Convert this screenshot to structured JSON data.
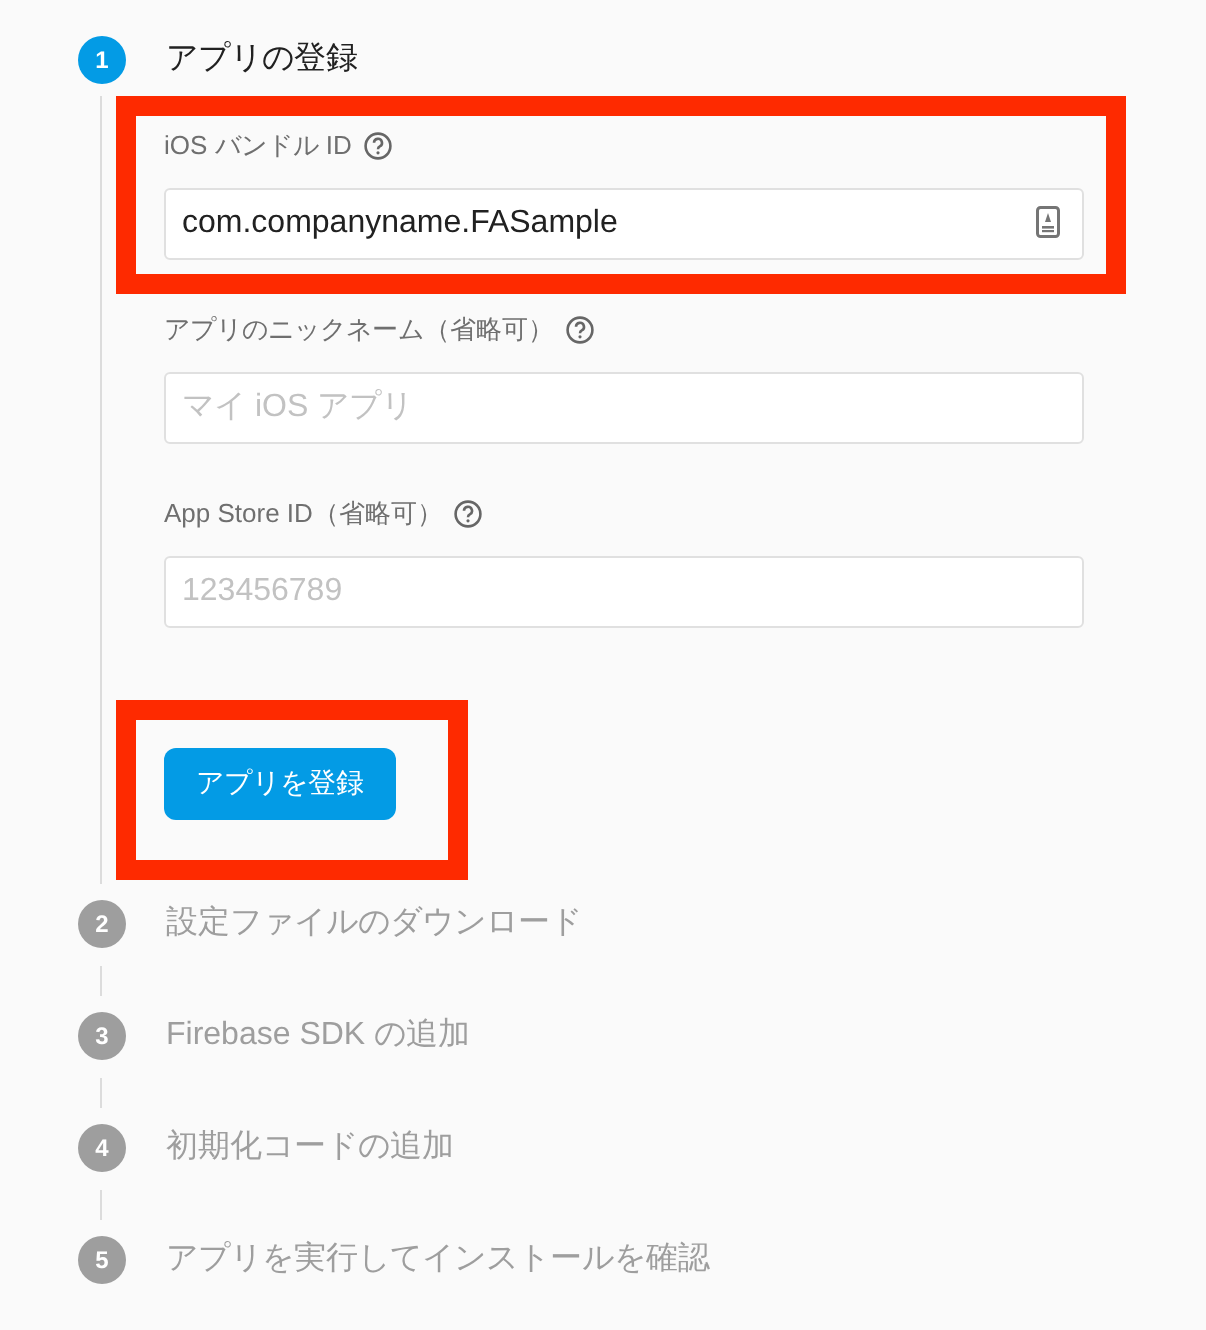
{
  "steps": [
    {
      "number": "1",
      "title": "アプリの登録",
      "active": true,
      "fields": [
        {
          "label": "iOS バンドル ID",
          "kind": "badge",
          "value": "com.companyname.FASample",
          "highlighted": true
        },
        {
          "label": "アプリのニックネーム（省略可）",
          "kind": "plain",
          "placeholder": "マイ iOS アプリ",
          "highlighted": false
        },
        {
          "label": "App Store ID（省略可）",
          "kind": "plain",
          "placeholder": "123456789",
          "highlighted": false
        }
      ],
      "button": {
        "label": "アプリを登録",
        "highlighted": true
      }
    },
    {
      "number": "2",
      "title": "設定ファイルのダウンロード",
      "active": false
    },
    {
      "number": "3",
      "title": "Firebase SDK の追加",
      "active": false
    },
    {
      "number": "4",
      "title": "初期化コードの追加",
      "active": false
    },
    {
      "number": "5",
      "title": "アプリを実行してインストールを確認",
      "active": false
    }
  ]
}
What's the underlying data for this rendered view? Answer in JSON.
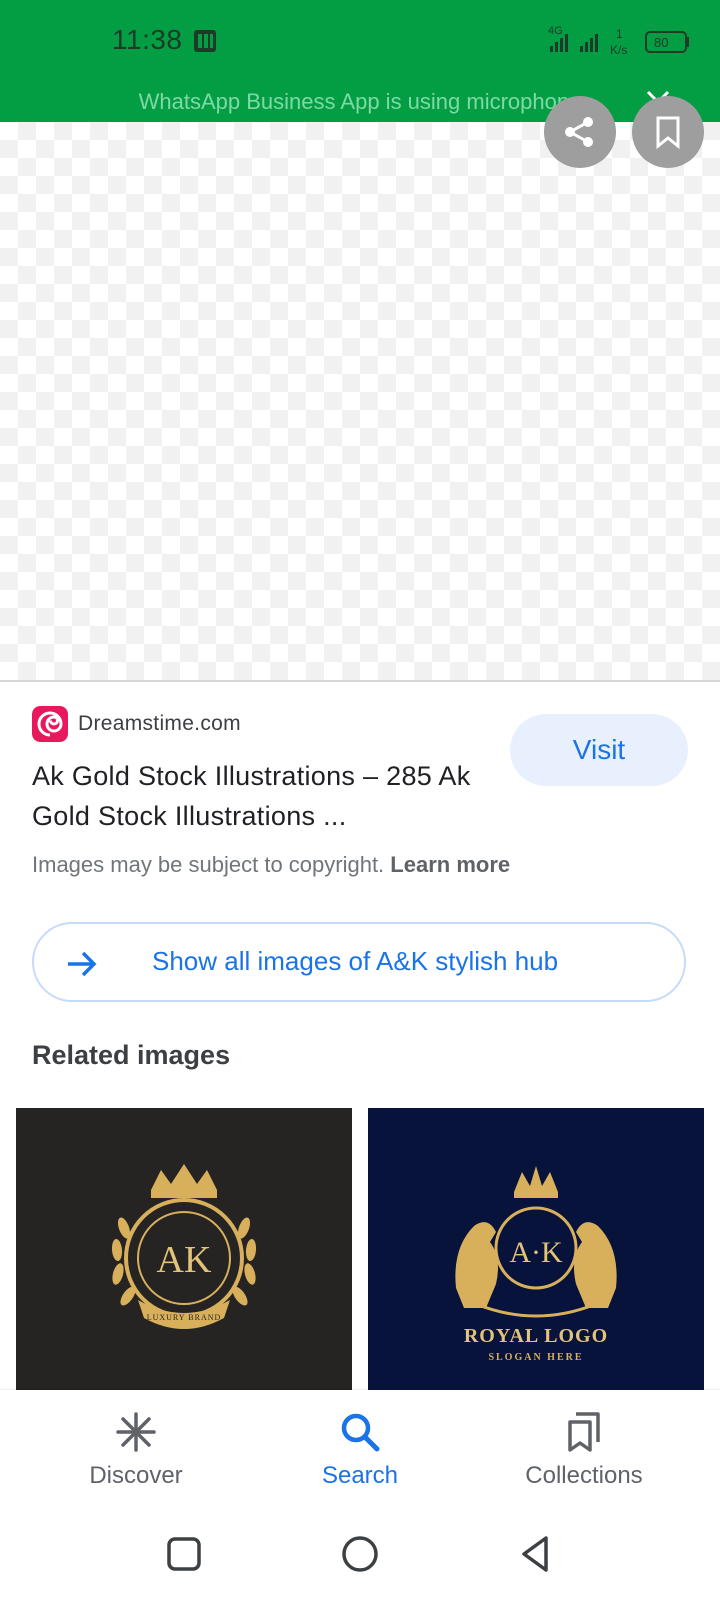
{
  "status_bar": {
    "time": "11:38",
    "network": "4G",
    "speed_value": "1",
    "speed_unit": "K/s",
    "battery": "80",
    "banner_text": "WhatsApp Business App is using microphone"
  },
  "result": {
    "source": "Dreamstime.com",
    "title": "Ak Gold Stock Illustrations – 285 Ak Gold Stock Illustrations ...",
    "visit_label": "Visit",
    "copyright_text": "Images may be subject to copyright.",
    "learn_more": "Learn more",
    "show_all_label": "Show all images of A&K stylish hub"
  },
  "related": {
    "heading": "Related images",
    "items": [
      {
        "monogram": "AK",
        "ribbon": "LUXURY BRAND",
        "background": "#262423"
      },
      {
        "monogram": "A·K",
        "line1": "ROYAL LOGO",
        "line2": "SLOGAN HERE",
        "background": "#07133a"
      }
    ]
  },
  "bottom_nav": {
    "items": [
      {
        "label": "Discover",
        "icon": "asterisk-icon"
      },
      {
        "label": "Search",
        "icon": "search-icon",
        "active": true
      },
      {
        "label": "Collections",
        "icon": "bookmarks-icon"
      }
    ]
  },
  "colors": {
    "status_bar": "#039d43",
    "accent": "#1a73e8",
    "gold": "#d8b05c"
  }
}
◆ ◆ ◆ ◆ ◆
▶ Problem description: The lines from the one holding "What's the underlying" through the end of the material above are to be echoed exactly, both ends included. Do not include pictures.

▶ Response for this exercise:
What's the underlying data for this rendered view? Answer in JSON.
{
  "status_bar": {
    "time": "11:38",
    "network": "4G",
    "speed_value": "1",
    "speed_unit": "K/s",
    "battery": "80",
    "banner_text": "WhatsApp Business App is using microphone"
  },
  "result": {
    "source": "Dreamstime.com",
    "title": "Ak Gold Stock Illustrations – 285 Ak Gold Stock Illustrations ...",
    "visit_label": "Visit",
    "copyright_text": "Images may be subject to copyright.",
    "learn_more": "Learn more",
    "show_all_label": "Show all images of A&K stylish hub"
  },
  "related": {
    "heading": "Related images",
    "items": [
      {
        "monogram": "AK",
        "ribbon": "LUXURY BRAND",
        "background": "#262423"
      },
      {
        "monogram": "A·K",
        "line1": "ROYAL LOGO",
        "line2": "SLOGAN HERE",
        "background": "#07133a"
      }
    ]
  },
  "bottom_nav": {
    "items": [
      {
        "label": "Discover",
        "icon": "asterisk-icon"
      },
      {
        "label": "Search",
        "icon": "search-icon",
        "active": true
      },
      {
        "label": "Collections",
        "icon": "bookmarks-icon"
      }
    ]
  },
  "colors": {
    "status_bar": "#039d43",
    "accent": "#1a73e8",
    "gold": "#d8b05c"
  }
}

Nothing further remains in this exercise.